[[ Information shown open ]]
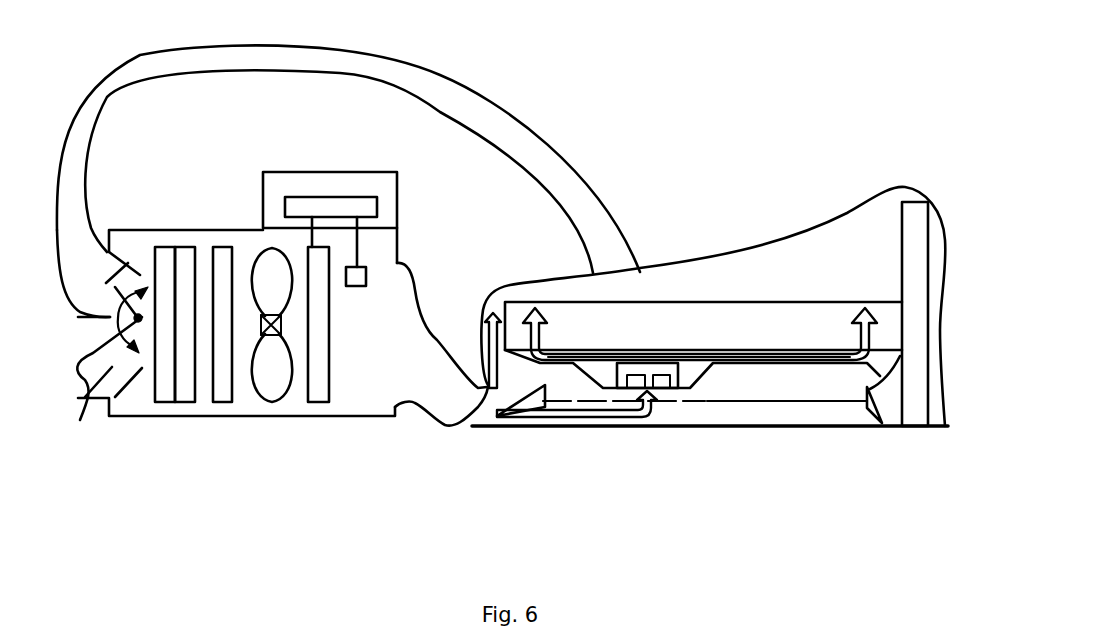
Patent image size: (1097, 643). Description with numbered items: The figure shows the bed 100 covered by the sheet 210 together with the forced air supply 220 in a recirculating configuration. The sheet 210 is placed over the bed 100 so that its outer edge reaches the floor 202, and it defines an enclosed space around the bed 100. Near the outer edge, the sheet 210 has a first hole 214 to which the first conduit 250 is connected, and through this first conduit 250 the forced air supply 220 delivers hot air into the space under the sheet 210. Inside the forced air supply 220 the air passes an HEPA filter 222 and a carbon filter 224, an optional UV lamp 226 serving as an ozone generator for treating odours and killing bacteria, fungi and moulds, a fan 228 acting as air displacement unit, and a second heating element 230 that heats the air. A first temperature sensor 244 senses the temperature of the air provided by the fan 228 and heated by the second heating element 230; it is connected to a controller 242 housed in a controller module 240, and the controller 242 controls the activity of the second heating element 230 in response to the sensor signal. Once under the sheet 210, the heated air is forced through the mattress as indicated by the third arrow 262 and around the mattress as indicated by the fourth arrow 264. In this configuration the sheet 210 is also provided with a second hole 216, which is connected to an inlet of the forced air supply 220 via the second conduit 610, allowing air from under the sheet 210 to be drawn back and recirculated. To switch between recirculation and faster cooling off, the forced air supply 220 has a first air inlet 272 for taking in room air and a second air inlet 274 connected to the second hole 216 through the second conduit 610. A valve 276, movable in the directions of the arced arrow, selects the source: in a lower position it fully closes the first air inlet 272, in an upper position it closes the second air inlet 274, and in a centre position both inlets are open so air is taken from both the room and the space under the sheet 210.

The bed 100 is at (819, 262).
The floor 202 is at (790, 427).
The sheet 210 is at (737, 262).
The first hole 214 is at (522, 413).
The second hole 216 is at (622, 272).
The forced air supply 220 is at (200, 228).
The HEPA filter 222 is at (160, 403).
The carbon filter 224 is at (183, 403).
The UV lamp 226 is at (220, 403).
The fan 228 is at (270, 403).
The second heating element 230 is at (312, 403).
The controller module 240 is at (305, 172).
The controller 242 is at (373, 197).
The first temperature sensor 244 is at (358, 287).
The first conduit 250 is at (437, 340).
The third arrow 262 is at (605, 420).
The fourth arrow 264 is at (484, 385).
The first air inlet 272 is at (88, 413).
The second air inlet 274 is at (109, 252).
The valve 276 is at (80, 420).
The second conduit 610 is at (537, 147).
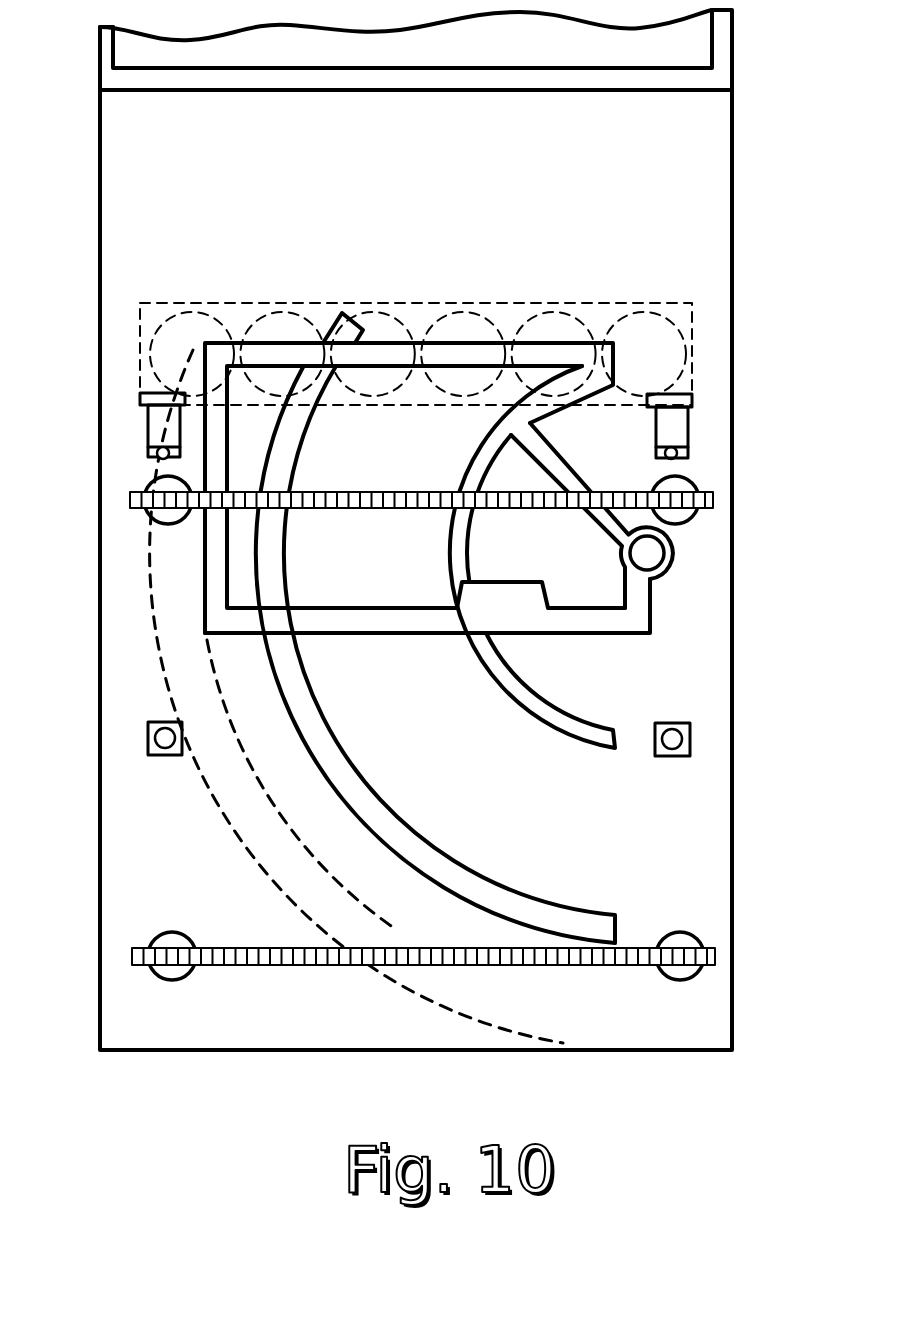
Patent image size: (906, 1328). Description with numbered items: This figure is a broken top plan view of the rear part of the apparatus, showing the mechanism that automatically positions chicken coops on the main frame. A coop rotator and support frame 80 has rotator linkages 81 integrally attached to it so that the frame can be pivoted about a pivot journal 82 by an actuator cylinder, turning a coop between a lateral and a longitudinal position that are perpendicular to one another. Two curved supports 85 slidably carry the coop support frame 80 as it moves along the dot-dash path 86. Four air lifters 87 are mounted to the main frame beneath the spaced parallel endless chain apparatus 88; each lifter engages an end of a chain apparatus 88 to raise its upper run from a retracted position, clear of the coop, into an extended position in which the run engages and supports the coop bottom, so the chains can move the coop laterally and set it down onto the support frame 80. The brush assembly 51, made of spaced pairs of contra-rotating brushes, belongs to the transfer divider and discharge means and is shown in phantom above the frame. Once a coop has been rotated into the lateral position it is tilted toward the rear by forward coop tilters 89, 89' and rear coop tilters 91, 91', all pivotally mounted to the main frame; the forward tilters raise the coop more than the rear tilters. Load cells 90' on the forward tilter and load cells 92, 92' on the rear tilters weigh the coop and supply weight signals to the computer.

The brush assembly 51 is at (507, 278).
The coop rotator and support frame 80 is at (340, 607).
The rotator linkages 81 is at (560, 450).
The pivot journal 82 is at (652, 553).
The curved supports 85 is at (523, 652).
The dot-dash path 86 is at (150, 617).
The air lifters 87 is at (692, 522).
The endless chain apparatus 88 is at (350, 492).
The forward coop tilter 89 is at (733, 426).
The forward coop tilter 89' is at (432, 429).
The load cell 90' is at (349, 470).
The rear coop tilter 91 is at (650, 714).
The rear coop tilter 91' is at (165, 781).
The load cell 92 is at (651, 774).
The load cell 92' is at (102, 710).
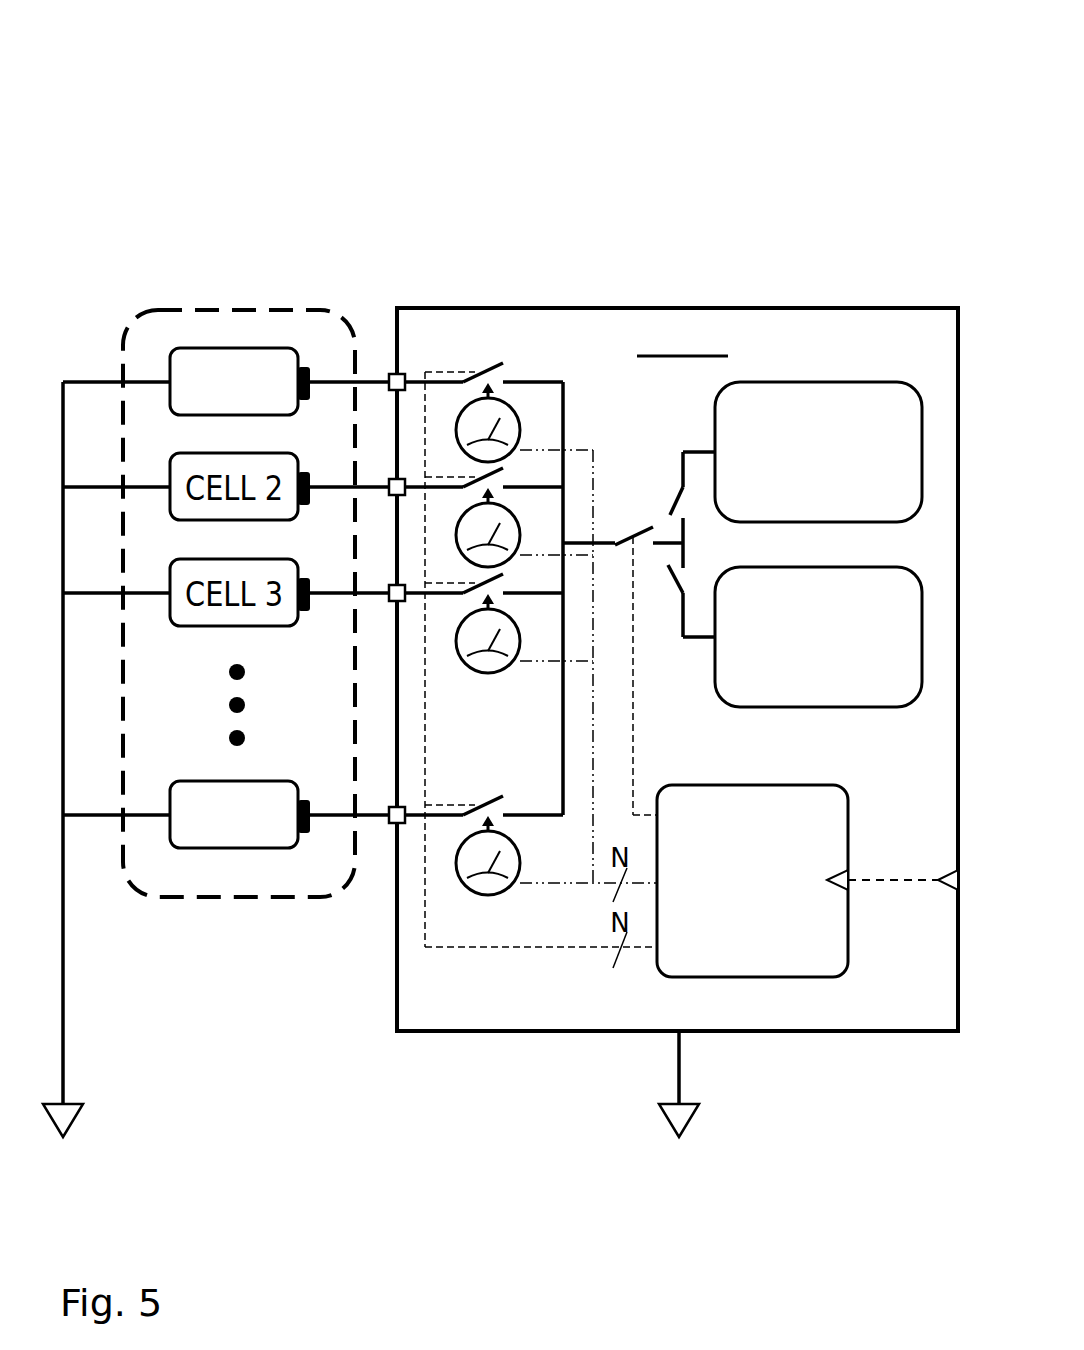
[[ Information shown closed ]]
With the pictures left out, output all the entries exactly.

Output of the exercise
Patent image size: (1097, 643). Description with numbered items: The figure shows the bed 100 covered by the sheet 210 together with the forced air supply 220 in a recirculating configuration. The sheet 210 is placed over the bed 100 so that its outer edge reaches the floor 202, and it defines an enclosed space around the bed 100. Near the outer edge, the sheet 210 has a first hole 214 to which the first conduit 250 is connected, and through this first conduit 250 the forced air supply 220 delivers hot air into the space under the sheet 210. Inside the forced air supply 220 the air passes an HEPA filter 222 and a carbon filter 224, an optional UV lamp 226 serving as an ozone generator for treating odours and killing bacteria, fungi and moulds, a fan 228 acting as air displacement unit, and a second heating element 230 that heats the air. A first temperature sensor 244 senses the temperature of the air provided by the fan 228 and heated by the second heating element 230; it is connected to a controller 242 housed in a controller module 240, and the controller 242 controls the activity of the second heating element 230 in response to the sensor signal. Once under the sheet 210, the heated air is forced through the mattress as indicated by the third arrow 262 and around the mattress as indicated by the fourth arrow 264. In this configuration the sheet 210 is also provided with a second hole 216, which is connected to an inlet of the forced air supply 220 via the second conduit 610, allowing air from under the sheet 210 to be drawn back and recirculated. To switch between recirculation and faster cooling off, the forced air supply 220 has a first air inlet 272 for taking in room air and a second air inlet 274 connected to the second hole 216 through the second conduit 610. A valve 276, movable in the directions of the arced arrow, selects the source: in a lower position it fully closes the first air inlet 272, in an upper position it closes the second air inlet 274, and in a centre position both inlets are open so air is taken from both the room and the space under the sheet 210.

The bed 100 is at (819, 262).
The floor 202 is at (790, 427).
The sheet 210 is at (737, 262).
The first hole 214 is at (522, 413).
The second hole 216 is at (622, 272).
The forced air supply 220 is at (200, 228).
The HEPA filter 222 is at (160, 403).
The carbon filter 224 is at (183, 403).
The UV lamp 226 is at (220, 403).
The fan 228 is at (270, 403).
The second heating element 230 is at (312, 403).
The controller module 240 is at (305, 172).
The controller 242 is at (373, 197).
The first temperature sensor 244 is at (358, 287).
The first conduit 250 is at (437, 340).
The third arrow 262 is at (605, 420).
The fourth arrow 264 is at (484, 385).
The first air inlet 272 is at (88, 413).
The second air inlet 274 is at (109, 252).
The valve 276 is at (80, 420).
The second conduit 610 is at (537, 147).
Patent image size: (906, 1328). Description with numbered items: This figure is a broken top plan view of the rear part of the apparatus, showing the mechanism that automatically positions chicken coops on the main frame. A coop rotator and support frame 80 has rotator linkages 81 integrally attached to it so that the frame can be pivoted about a pivot journal 82 by an actuator cylinder, turning a coop between a lateral and a longitudinal position that are perpendicular to one another. Two curved supports 85 slidably carry the coop support frame 80 as it moves along the dot-dash path 86. Four air lifters 87 are mounted to the main frame beneath the spaced parallel endless chain apparatus 88; each lifter engages an end of a chain apparatus 88 to raise its upper run from a retracted position, clear of the coop, into an extended position in which the run engages and supports the coop bottom, so the chains can move the coop laterally and set it down onto the support frame 80. The brush assembly 51, made of spaced pairs of contra-rotating brushes, belongs to the transfer divider and discharge means and is shown in phantom above the frame. Once a coop has been rotated into the lateral position it is tilted toward the rear by forward coop tilters 89, 89' and rear coop tilters 91, 91', all pivotally mounted to the main frame; the forward tilters raise the coop more than the rear tilters. Load cells 90' on the forward tilter and load cells 92, 92' on the rear tilters weigh the coop and supply weight signals to the computer.

The brush assembly 51 is at (507, 278).
The coop rotator and support frame 80 is at (340, 607).
The rotator linkages 81 is at (560, 450).
The pivot journal 82 is at (652, 553).
The curved supports 85 is at (523, 652).
The dot-dash path 86 is at (150, 617).
The air lifters 87 is at (692, 522).
The endless chain apparatus 88 is at (350, 492).
The forward coop tilter 89 is at (733, 426).
The forward coop tilter 89' is at (432, 429).
The load cell 90' is at (349, 470).
The rear coop tilter 91 is at (650, 714).
The rear coop tilter 91' is at (165, 781).
The load cell 92 is at (651, 774).
The load cell 92' is at (102, 710).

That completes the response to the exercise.